- REQUIREMENTS
Only a number is wanted. Count the lines holding the string "name".

--- Start of INPUT DATA ---

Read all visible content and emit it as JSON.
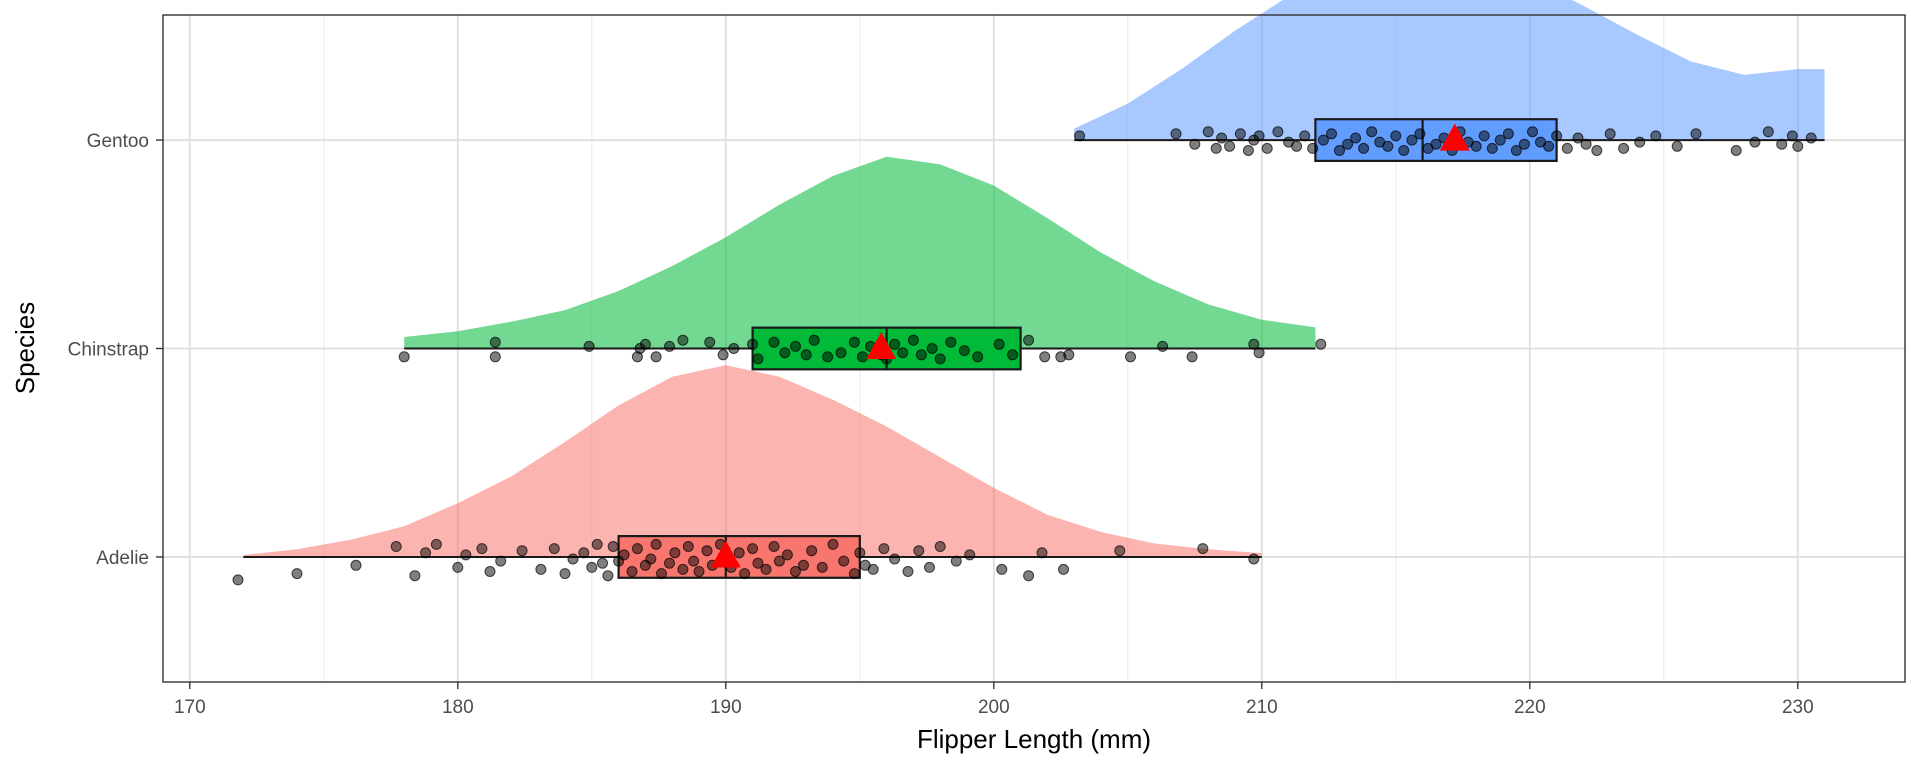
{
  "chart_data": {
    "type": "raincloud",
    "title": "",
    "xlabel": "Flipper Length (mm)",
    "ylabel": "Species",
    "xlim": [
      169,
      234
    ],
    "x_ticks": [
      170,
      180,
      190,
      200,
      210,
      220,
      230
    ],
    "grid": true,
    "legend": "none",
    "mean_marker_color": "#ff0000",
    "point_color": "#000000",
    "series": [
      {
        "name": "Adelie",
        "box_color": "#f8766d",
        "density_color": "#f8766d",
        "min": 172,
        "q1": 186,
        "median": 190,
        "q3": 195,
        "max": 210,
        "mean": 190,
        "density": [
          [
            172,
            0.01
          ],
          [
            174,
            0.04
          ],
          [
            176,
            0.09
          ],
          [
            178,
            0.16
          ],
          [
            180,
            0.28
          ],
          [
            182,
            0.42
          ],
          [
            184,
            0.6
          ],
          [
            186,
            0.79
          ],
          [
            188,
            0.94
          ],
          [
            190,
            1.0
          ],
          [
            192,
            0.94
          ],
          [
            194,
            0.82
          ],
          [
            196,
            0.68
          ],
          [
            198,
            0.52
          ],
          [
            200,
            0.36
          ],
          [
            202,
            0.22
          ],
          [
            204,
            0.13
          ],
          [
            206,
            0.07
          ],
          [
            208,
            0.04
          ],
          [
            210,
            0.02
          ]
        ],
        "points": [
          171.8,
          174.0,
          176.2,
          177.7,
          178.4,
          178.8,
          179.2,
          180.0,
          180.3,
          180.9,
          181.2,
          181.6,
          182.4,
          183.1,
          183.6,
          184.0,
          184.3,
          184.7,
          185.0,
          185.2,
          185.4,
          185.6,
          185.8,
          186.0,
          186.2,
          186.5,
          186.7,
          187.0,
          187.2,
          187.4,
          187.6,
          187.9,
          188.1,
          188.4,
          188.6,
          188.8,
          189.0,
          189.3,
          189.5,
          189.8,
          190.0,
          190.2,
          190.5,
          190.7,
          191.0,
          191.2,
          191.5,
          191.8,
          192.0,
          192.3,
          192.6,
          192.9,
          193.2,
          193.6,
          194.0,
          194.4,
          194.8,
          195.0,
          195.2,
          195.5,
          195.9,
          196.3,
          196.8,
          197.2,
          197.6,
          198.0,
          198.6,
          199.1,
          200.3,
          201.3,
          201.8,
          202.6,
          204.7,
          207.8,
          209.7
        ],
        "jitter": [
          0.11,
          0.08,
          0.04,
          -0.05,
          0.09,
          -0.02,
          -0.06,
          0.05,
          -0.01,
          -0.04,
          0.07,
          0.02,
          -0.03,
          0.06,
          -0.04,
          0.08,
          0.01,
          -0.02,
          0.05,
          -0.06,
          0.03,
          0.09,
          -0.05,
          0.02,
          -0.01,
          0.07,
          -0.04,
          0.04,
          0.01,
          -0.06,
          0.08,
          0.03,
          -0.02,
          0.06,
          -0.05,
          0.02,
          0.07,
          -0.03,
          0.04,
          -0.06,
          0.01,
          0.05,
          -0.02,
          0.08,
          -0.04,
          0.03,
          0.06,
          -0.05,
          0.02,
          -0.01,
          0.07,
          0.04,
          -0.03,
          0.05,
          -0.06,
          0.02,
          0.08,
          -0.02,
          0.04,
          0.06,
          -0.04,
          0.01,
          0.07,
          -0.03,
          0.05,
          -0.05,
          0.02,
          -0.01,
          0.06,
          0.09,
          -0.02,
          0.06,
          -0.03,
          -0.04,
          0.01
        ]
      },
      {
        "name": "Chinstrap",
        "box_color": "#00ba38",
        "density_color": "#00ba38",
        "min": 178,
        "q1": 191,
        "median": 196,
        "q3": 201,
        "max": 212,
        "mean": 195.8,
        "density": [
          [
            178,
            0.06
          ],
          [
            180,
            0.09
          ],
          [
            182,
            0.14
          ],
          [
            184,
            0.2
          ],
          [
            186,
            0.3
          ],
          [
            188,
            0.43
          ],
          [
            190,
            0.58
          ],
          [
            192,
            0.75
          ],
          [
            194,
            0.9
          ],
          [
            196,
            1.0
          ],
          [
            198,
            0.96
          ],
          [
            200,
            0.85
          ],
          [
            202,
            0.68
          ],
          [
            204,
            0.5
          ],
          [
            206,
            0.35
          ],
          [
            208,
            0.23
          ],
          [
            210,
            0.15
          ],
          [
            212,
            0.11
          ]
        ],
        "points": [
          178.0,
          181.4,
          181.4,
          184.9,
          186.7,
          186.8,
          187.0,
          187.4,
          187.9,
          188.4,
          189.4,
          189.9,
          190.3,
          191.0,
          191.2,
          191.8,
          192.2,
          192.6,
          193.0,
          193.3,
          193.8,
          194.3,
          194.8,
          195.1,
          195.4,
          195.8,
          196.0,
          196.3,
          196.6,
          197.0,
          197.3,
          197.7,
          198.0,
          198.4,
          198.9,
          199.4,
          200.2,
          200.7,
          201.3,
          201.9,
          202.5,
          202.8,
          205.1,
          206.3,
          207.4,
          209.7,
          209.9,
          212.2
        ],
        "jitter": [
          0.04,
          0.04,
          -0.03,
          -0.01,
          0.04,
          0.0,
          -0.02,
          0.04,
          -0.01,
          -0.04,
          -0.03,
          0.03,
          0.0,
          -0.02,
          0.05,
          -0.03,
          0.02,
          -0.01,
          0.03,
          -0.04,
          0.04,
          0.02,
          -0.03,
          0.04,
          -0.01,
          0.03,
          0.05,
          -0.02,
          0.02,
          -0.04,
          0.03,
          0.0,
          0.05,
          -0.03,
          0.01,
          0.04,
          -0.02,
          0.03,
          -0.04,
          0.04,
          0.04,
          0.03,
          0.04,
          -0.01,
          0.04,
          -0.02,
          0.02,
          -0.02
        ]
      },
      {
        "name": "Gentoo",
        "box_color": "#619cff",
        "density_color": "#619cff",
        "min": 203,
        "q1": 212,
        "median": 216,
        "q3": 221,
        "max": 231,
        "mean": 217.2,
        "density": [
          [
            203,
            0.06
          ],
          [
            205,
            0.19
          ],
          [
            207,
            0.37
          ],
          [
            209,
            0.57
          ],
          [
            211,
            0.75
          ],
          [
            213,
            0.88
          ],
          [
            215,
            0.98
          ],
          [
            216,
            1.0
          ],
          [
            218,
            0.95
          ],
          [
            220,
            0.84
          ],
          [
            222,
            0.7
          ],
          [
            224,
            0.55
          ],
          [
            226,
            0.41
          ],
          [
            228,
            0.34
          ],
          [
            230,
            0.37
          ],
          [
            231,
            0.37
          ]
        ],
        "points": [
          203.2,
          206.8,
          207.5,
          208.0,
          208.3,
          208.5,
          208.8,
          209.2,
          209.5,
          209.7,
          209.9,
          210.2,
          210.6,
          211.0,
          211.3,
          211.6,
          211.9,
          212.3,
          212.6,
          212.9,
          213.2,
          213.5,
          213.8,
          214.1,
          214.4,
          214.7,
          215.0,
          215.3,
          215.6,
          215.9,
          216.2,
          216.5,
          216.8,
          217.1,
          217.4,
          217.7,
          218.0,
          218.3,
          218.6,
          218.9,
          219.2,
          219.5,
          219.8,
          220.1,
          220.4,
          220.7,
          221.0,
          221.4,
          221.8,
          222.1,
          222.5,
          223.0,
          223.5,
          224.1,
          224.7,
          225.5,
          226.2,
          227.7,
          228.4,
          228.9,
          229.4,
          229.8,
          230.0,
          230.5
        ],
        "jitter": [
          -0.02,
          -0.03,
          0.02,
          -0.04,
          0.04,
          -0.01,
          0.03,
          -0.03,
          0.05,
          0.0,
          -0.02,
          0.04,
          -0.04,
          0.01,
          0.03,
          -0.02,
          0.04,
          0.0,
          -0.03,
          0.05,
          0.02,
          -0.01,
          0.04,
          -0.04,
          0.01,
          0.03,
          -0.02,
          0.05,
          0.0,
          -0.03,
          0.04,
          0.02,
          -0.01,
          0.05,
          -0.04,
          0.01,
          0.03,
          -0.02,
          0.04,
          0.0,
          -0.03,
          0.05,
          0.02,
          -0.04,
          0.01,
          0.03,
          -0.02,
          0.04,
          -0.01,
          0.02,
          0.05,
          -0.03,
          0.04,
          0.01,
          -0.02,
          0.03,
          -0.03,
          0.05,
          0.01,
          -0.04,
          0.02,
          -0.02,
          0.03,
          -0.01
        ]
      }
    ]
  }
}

--- End of INPUT DATA ---
--- Start of INPUT DATA ---

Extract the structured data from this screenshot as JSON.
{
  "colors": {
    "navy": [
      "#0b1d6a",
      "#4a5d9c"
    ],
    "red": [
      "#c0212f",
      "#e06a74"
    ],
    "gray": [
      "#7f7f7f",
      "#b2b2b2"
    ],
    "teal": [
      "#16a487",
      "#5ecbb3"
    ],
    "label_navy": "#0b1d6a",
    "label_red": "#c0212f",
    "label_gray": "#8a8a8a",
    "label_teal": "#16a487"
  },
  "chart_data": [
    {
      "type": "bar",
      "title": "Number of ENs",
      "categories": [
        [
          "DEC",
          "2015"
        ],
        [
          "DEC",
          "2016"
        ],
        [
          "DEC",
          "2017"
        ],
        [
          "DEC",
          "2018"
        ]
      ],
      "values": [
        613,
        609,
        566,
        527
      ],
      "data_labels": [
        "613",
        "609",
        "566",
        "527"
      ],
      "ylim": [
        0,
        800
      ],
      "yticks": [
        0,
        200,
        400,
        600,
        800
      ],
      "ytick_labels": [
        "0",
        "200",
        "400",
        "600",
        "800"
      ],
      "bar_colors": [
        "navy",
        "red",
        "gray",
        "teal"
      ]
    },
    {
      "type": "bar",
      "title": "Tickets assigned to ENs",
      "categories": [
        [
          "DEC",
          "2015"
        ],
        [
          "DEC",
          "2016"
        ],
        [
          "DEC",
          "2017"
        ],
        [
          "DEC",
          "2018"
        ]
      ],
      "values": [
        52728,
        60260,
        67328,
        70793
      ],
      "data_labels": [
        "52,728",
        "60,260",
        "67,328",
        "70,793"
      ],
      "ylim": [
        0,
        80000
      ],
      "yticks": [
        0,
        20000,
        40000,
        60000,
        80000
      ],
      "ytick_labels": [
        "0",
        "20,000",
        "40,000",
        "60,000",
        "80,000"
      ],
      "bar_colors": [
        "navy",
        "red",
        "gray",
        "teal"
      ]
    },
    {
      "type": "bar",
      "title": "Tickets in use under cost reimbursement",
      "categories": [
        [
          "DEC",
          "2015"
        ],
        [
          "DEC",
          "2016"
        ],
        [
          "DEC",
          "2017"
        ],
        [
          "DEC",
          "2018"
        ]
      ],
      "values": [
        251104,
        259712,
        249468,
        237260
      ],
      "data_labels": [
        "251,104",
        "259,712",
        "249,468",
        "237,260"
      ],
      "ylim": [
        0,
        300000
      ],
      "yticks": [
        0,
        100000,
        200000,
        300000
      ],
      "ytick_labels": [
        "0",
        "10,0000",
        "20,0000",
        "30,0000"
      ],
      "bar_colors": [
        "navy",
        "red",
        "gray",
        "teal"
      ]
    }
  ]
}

--- End of INPUT DATA ---

- EXERCISE RESPONSE
3